#### Quoted passage ####

Event-Driven Architecture on AWS, Part III: The Hard Basics

My previous post in this series discussed the reliability issues many messaging-based systems suffer from and how to address them by implementing the outbox pattern. This post switches the focus from publishing to processing messages published by other components of the system.

As before, I will start by defining the problem we have to tackle.

The Problem

Let’s revisit the outbox pattern once more. It addresses the common problem of publishing messages after the underlying business transaction has already been committed: the events might not get published at all. By implementing the pattern, you ensure that all the events will be published—at least once. Let me explain the last part.

Figure 1: The outbox pattern

The publishing relay fetches the events from the operational database, and once the events have been published, they are acknowledged, either by removing the records or marking them as published. But what if the process fails right between publishing and marking an event as published? Well, the event is going to be published again on the next attempt, and the subscribers will receive the same event more than once. Is that a big deal? Not at all.

At-Least-Once Delivery

If you are using AWS SQS to process events that a service is subscribed to (and you should), be aware that the service provides “at-least-once delivery” guarantees anyway:

“Amazon SQS stores copies of your messages on multiple servers for redundancy and high availability. On rare occasions, one of the servers that stores a copy of a message might be unavailable when you receive or delete a message … If this occurs, you might get that message copy again when you receive messages.”

That’s true not only for AWS SQS but for any (honest) distributed message bus. At this point, you might be wondering: what about SQS FIFO Queues? They are supposed to address this issue!

“Unlike standard queues, FIFO queues don’t introduce duplicate messages. FIFO queues help you avoid sending duplicates to a queue. If you retry the SendMessage action within the 5-minute deduplication interval, Amazon SQS doesn’t introduce any duplicates into the queue.”

That addresses the issue only partly. Indeed, if the outbox publishes the same message more than once (within 5 minutes), a FIFO queue will identify the duplicate message and ignore it. However, let’s focus on the consumer side. Processing messages from a distributed queue involves the following three steps:

Fetch the next available message.

#### Information provided ####

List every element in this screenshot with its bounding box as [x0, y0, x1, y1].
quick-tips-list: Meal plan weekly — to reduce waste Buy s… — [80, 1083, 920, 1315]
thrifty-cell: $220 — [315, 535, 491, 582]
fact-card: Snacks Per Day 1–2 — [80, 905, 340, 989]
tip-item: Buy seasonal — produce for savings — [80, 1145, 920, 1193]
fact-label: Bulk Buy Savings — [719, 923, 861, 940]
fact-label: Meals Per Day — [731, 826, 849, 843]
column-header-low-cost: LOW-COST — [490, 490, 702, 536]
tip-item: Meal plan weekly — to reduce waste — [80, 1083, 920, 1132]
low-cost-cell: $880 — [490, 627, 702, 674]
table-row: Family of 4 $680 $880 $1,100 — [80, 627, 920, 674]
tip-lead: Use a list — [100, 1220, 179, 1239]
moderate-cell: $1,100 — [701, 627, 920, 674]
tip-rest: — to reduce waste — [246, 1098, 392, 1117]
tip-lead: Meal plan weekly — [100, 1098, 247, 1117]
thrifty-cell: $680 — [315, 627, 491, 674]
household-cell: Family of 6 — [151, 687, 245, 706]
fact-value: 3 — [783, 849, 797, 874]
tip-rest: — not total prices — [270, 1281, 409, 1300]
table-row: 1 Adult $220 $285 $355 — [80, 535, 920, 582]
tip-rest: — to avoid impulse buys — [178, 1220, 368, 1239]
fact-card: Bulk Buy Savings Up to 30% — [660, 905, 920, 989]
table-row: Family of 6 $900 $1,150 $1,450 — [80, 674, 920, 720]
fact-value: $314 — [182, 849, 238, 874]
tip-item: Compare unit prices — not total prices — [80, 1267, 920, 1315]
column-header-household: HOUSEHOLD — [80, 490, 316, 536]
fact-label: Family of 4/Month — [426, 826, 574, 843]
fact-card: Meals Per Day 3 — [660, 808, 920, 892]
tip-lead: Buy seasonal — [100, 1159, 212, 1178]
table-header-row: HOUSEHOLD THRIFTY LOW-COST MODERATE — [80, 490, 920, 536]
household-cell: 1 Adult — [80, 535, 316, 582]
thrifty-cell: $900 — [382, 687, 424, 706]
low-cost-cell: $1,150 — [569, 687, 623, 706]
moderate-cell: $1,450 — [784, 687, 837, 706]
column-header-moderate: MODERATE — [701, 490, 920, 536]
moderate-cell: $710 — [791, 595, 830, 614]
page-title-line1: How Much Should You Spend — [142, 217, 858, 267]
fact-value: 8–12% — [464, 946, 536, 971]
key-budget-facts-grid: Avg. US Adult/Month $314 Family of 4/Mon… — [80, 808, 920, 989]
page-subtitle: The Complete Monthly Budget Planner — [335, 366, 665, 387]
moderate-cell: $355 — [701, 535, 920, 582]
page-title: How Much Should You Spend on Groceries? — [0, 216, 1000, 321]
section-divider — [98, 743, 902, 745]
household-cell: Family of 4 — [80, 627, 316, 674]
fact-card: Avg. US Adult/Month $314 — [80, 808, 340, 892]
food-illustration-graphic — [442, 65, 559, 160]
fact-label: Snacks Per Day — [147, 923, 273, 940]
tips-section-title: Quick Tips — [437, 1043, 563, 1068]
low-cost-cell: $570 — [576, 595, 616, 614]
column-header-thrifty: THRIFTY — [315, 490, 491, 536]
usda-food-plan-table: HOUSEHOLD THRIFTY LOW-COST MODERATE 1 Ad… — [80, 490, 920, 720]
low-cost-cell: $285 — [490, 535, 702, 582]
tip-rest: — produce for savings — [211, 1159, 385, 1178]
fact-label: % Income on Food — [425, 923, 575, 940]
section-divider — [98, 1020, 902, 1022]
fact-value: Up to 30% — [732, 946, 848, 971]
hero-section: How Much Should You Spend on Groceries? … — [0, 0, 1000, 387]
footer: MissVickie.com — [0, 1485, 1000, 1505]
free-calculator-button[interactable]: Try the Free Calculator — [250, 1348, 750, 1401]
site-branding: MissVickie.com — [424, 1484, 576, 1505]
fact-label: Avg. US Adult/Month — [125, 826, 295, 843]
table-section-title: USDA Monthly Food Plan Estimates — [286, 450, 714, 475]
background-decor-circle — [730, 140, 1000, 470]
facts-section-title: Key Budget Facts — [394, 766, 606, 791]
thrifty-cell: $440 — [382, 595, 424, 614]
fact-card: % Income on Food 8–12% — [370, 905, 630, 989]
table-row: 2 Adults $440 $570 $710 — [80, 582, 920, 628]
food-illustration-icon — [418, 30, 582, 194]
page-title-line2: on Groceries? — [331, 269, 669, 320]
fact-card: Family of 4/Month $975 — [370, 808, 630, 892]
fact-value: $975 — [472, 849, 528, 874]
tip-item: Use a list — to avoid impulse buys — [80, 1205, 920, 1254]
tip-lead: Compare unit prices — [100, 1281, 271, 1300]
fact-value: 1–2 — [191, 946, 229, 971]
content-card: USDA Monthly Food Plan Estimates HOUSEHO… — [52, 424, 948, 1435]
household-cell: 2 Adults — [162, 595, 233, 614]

####

◆ Jobs
(1) Return the post on event-driven architecture on AWS word for word, in full.
(2) Retype the records starting at the first line and ending at the line that contains "fact-label: Bulk Buy", both included, with nothing changed.
The text and the records have no connection to each other.

◆ Outputs in order
(1)
Event-Driven Architecture on AWS, Part III: The Hard Basics

My previous post in this series discussed the reliability issues many messaging-based systems suffer from and how to address them by implementing the outbox pattern. This post switches the focus from publishing to processing messages published by other components of the system.

As before, I will start by defining the problem we have to tackle.

The Problem

Let’s revisit the outbox pattern once more. It addresses the common problem of publishing messages after the underlying business transaction has already been committed: the events might not get published at all. By implementing the pattern, you ensure that all the events will be published—at least once. Let me explain the last part.

Figure 1: The outbox pattern

The publishing relay fetches the events from the operational database, and once the events have been published, they are acknowledged, either by removing the records or marking them as published. But what if the process fails right between publishing and marking an event as published? Well, the event is going to be published again on the next attempt, and the subscribers will receive the same event more than once. Is that a big deal? Not at all.

At-Least-Once Delivery

If you are using AWS SQS to process events that a service is subscribed to (and you should), be aware that the service provides “at-least-once delivery” guarantees anyway:

“Amazon SQS stores copies of your messages on multiple servers for redundancy and high availability. On rare occasions, one of the servers that stores a copy of a message might be unavailable when you receive or delete a message … If this occurs, you might get that message copy again when you receive messages.”

That’s true not only for AWS SQS but for any (honest) distributed message bus. At this point, you might be wondering: what about SQS FIFO Queues? They are supposed to address this issue!

“Unlike standard queues, FIFO queues don’t introduce duplicate messages. FIFO queues help you avoid sending duplicates to a queue. If you retry the SendMessage action within the 5-minute deduplication interval, Amazon SQS doesn’t introduce any duplicates into the queue.”

That addresses the issue only partly. Indeed, if the outbox publishes the same message more than once (within 5 minutes), a FIFO queue will identify the duplicate message and ignore it. However, let’s focus on the consumer side. Processing messages from a distributed queue involves the following three steps:

Fetch the next available message.

(2)
List every element in this screenshot with its bounding box as [x0, y0, x1, y1].
quick-tips-list: Meal plan weekly — to reduce waste Buy s… — [80, 1083, 920, 1315]
thrifty-cell: $220 — [315, 535, 491, 582]
fact-card: Snacks Per Day 1–2 — [80, 905, 340, 989]
tip-item: Buy seasonal — produce for savings — [80, 1145, 920, 1193]
fact-label: Bulk Buy Savings — [719, 923, 861, 940]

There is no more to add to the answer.